Objective:
Every entry needs to be reproduced exactly.

Information provided:
↓↓↓

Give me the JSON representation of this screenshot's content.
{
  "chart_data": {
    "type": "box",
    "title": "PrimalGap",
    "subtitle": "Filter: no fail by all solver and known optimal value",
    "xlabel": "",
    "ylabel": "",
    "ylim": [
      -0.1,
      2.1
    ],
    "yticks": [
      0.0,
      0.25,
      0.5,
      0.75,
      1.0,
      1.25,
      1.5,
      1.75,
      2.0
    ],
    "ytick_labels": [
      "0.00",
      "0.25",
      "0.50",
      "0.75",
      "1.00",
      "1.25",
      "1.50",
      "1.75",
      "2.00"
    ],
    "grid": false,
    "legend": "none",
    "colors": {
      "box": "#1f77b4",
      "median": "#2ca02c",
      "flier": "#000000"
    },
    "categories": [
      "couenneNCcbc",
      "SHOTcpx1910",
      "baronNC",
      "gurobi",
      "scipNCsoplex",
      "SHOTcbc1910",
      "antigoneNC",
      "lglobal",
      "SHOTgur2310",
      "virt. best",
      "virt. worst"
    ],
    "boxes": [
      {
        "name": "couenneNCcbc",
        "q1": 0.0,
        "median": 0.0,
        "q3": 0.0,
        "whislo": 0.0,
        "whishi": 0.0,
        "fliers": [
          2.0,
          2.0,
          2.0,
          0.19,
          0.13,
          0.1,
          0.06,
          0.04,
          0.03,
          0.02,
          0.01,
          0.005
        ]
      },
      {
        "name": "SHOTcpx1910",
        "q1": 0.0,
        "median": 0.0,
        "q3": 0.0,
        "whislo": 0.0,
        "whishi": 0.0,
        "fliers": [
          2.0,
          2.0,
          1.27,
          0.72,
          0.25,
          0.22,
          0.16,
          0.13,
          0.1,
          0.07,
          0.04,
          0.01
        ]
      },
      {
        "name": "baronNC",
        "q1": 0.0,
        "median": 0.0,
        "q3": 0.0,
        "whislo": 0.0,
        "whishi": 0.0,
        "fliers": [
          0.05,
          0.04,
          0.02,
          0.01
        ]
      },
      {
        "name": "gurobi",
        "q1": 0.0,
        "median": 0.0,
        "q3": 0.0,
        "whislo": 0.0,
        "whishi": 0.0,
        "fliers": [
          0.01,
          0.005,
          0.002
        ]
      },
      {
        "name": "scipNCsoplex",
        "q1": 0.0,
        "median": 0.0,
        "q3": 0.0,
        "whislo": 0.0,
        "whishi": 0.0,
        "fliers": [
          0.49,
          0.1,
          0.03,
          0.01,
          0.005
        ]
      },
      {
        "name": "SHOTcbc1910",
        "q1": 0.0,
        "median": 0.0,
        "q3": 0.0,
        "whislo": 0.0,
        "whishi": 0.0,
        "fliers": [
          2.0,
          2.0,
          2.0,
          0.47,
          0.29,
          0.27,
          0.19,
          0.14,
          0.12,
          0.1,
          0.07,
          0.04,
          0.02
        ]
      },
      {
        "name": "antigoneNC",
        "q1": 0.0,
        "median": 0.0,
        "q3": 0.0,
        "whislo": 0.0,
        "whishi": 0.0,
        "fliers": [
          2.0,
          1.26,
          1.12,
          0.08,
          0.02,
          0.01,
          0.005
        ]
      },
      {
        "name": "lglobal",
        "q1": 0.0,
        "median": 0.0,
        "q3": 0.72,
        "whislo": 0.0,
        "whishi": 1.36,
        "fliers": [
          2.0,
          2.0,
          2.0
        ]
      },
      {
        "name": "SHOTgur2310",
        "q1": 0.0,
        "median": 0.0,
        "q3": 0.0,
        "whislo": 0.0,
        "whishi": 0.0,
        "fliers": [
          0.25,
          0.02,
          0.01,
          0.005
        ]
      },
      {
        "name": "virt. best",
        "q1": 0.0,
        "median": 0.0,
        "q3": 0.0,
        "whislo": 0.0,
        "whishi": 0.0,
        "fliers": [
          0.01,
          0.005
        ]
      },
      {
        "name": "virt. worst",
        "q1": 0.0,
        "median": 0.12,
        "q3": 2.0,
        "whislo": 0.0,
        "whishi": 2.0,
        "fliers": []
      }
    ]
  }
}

↑↑↑

The answer:
Give me the JSON representation of this screenshot's content.
{
  "chart_data": {
    "type": "box",
    "title": "PrimalGap",
    "subtitle": "Filter: no fail by all solver and known optimal value",
    "xlabel": "",
    "ylabel": "",
    "ylim": [
      -0.1,
      2.1
    ],
    "yticks": [
      0.0,
      0.25,
      0.5,
      0.75,
      1.0,
      1.25,
      1.5,
      1.75,
      2.0
    ],
    "ytick_labels": [
      "0.00",
      "0.25",
      "0.50",
      "0.75",
      "1.00",
      "1.25",
      "1.50",
      "1.75",
      "2.00"
    ],
    "grid": false,
    "legend": "none",
    "colors": {
      "box": "#1f77b4",
      "median": "#2ca02c",
      "flier": "#000000"
    },
    "categories": [
      "couenneNCcbc",
      "SHOTcpx1910",
      "baronNC",
      "gurobi",
      "scipNCsoplex",
      "SHOTcbc1910",
      "antigoneNC",
      "lglobal",
      "SHOTgur2310",
      "virt. best",
      "virt. worst"
    ],
    "boxes": [
      {
        "name": "couenneNCcbc",
        "q1": 0.0,
        "median": 0.0,
        "q3": 0.0,
        "whislo": 0.0,
        "whishi": 0.0,
        "fliers": [
          2.0,
          2.0,
          2.0,
          0.19,
          0.13,
          0.1,
          0.06,
          0.04,
          0.03,
          0.02,
          0.01,
          0.005
        ]
      },
      {
        "name": "SHOTcpx1910",
        "q1": 0.0,
        "median": 0.0,
        "q3": 0.0,
        "whislo": 0.0,
        "whishi": 0.0,
        "fliers": [
          2.0,
          2.0,
          1.27,
          0.72,
          0.25,
          0.22,
          0.16,
          0.13,
          0.1,
          0.07,
          0.04,
          0.01
        ]
      },
      {
        "name": "baronNC",
        "q1": 0.0,
        "median": 0.0,
        "q3": 0.0,
        "whislo": 0.0,
        "whishi": 0.0,
        "fliers": [
          0.05,
          0.04,
          0.02,
          0.01
        ]
      },
      {
        "name": "gurobi",
        "q1": 0.0,
        "median": 0.0,
        "q3": 0.0,
        "whislo": 0.0,
        "whishi": 0.0,
        "fliers": [
          0.01,
          0.005,
          0.002
        ]
      },
      {
        "name": "scipNCsoplex",
        "q1": 0.0,
        "median": 0.0,
        "q3": 0.0,
        "whislo": 0.0,
        "whishi": 0.0,
        "fliers": [
          0.49,
          0.1,
          0.03,
          0.01,
          0.005
        ]
      },
      {
        "name": "SHOTcbc1910",
        "q1": 0.0,
        "median": 0.0,
        "q3": 0.0,
        "whislo": 0.0,
        "whishi": 0.0,
        "fliers": [
          2.0,
          2.0,
          2.0,
          0.47,
          0.29,
          0.27,
          0.19,
          0.14,
          0.12,
          0.1,
          0.07,
          0.04,
          0.02
        ]
      },
      {
        "name": "antigoneNC",
        "q1": 0.0,
        "median": 0.0,
        "q3": 0.0,
        "whislo": 0.0,
        "whishi": 0.0,
        "fliers": [
          2.0,
          1.26,
          1.12,
          0.08,
          0.02,
          0.01,
          0.005
        ]
      },
      {
        "name": "lglobal",
        "q1": 0.0,
        "median": 0.0,
        "q3": 0.72,
        "whislo": 0.0,
        "whishi": 1.36,
        "fliers": [
          2.0,
          2.0,
          2.0
        ]
      },
      {
        "name": "SHOTgur2310",
        "q1": 0.0,
        "median": 0.0,
        "q3": 0.0,
        "whislo": 0.0,
        "whishi": 0.0,
        "fliers": [
          0.25,
          0.02,
          0.01,
          0.005
        ]
      },
      {
        "name": "virt. best",
        "q1": 0.0,
        "median": 0.0,
        "q3": 0.0,
        "whislo": 0.0,
        "whishi": 0.0,
        "fliers": [
          0.01,
          0.005
        ]
      },
      {
        "name": "virt. worst",
        "q1": 0.0,
        "median": 0.12,
        "q3": 2.0,
        "whislo": 0.0,
        "whishi": 2.0,
        "fliers": []
      }
    ]
  }
}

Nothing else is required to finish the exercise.